Orange Bowl champion

Orange Bowl, W 13–6 vs. Holy Cross
- Conference: Independent
- Record: 9–1–1
- Head coach: Jack Harding (7th season);
- Home stadium: Burdine Stadium

= 1945 Miami Hurricanes football team =

American college football season

The 1945 Miami Hurricanes football team represented the University of Miami as an independent during the 1945 college football season. The Hurricanes played their home games at Burdine Stadium in Miami, Florida, United States. The team was coached by Jack Harding, in his seventh year as head coach for the Hurricanes. The Hurricanes participated in the Orange Bowl in a post-season matchup against Holy Cross. The Hurricanes won 13 to 6.

• [Written request A]
Answer these from the passage on the 1945 Miami Hurricanes:
(i) What was the team's record?
(ii) In which stadium did the team play its home games?
(iii) Which opponent did the team face in the Orange Bowl?
• [Written request B]
Reproduce the listing verbatim, from its first line up to and including the line that contains "- scale-tick-label: 30: [128, 500, 140, 511]".
The passage on the 1945 Miami Hurricanes and the listing come from separate sources.

[Dataset entries]

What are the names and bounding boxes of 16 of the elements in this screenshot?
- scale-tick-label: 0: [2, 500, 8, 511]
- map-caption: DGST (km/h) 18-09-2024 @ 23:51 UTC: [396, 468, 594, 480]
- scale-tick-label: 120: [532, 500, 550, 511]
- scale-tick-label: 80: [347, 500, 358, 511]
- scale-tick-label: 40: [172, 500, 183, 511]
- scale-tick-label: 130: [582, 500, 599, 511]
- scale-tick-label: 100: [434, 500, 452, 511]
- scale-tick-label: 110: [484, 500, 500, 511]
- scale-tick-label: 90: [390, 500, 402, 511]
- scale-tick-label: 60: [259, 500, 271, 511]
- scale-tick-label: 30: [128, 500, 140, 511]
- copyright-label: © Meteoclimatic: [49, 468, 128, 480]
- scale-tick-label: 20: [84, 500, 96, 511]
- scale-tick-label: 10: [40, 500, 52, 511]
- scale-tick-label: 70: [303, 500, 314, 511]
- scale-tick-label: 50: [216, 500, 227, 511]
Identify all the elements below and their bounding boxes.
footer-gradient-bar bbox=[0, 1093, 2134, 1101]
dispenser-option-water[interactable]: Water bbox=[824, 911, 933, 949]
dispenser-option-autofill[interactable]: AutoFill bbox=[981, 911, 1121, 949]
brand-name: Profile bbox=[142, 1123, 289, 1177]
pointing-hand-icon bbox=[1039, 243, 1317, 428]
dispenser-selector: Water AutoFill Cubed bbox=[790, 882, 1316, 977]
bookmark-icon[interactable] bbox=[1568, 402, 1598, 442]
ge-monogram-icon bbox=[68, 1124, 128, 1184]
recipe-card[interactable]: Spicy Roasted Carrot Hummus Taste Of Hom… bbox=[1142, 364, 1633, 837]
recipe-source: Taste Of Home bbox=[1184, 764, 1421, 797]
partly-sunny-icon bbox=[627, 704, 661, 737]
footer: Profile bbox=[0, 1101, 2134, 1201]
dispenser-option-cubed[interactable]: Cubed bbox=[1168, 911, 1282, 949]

• [Written solution A]
(i) 9–1–1
(ii) Burdine Stadium
(iii) Holy Cross

• [Written solution B]
What are the names and bounding boxes of 16 of the elements in this screenshot?
- scale-tick-label: 0: [2, 500, 8, 511]
- map-caption: DGST (km/h) 18-09-2024 @ 23:51 UTC: [396, 468, 594, 480]
- scale-tick-label: 120: [532, 500, 550, 511]
- scale-tick-label: 80: [347, 500, 358, 511]
- scale-tick-label: 40: [172, 500, 183, 511]
- scale-tick-label: 130: [582, 500, 599, 511]
- scale-tick-label: 100: [434, 500, 452, 511]
- scale-tick-label: 110: [484, 500, 500, 511]
- scale-tick-label: 90: [390, 500, 402, 511]
- scale-tick-label: 60: [259, 500, 271, 511]
- scale-tick-label: 30: [128, 500, 140, 511]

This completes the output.